"""

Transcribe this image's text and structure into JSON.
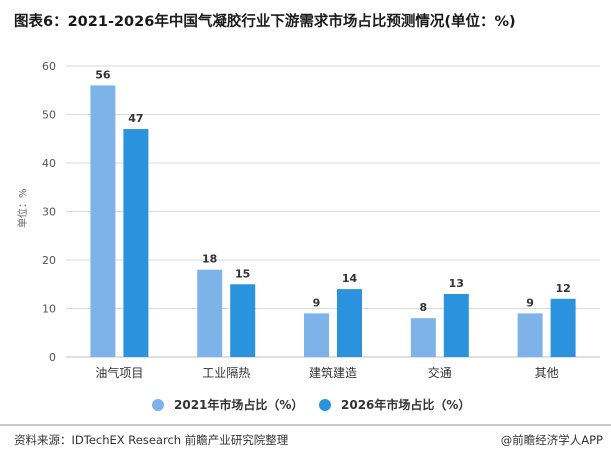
{
  "title": "图表6：2021-2026年中国气凝胶行业下游需求市场占比预测情况(单位：%)",
  "source": "资料来源：IDTechEX Research 前瞻产业研究院整理",
  "credit": "@前瞻经济学人APP",
  "colors": {
    "series1": "#7db3e8",
    "series2": "#2b93de",
    "grid": "#d9d9d9",
    "axis": "#bfbfbf"
  },
  "chart_data": {
    "type": "bar",
    "title": "图表6：2021-2026年中国气凝胶行业下游需求市场占比预测情况(单位：%)",
    "xlabel": "",
    "ylabel": "单位：%",
    "ylim": [
      0,
      60
    ],
    "yticks": [
      0,
      10,
      20,
      30,
      40,
      50,
      60
    ],
    "grid": true,
    "legend_position": "bottom",
    "categories": [
      "油气项目",
      "工业隔热",
      "建筑建造",
      "交通",
      "其他"
    ],
    "series": [
      {
        "name": "2021年市场占比（%）",
        "values": [
          56,
          18,
          9,
          8,
          9
        ]
      },
      {
        "name": "2026年市场占比（%）",
        "values": [
          47,
          15,
          14,
          13,
          12
        ]
      }
    ]
  }
}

"""

Directive: Look over the listing. Pull out every line with the string "title" in it.

Response to the task:
  "title": "图表6：2021-2026年中国气凝胶行业下游需求市场占比预测情况(单位：%)",
    "title": "图表6：2021-2026年中国气凝胶行业下游需求市场占比预测情况(单位：%)",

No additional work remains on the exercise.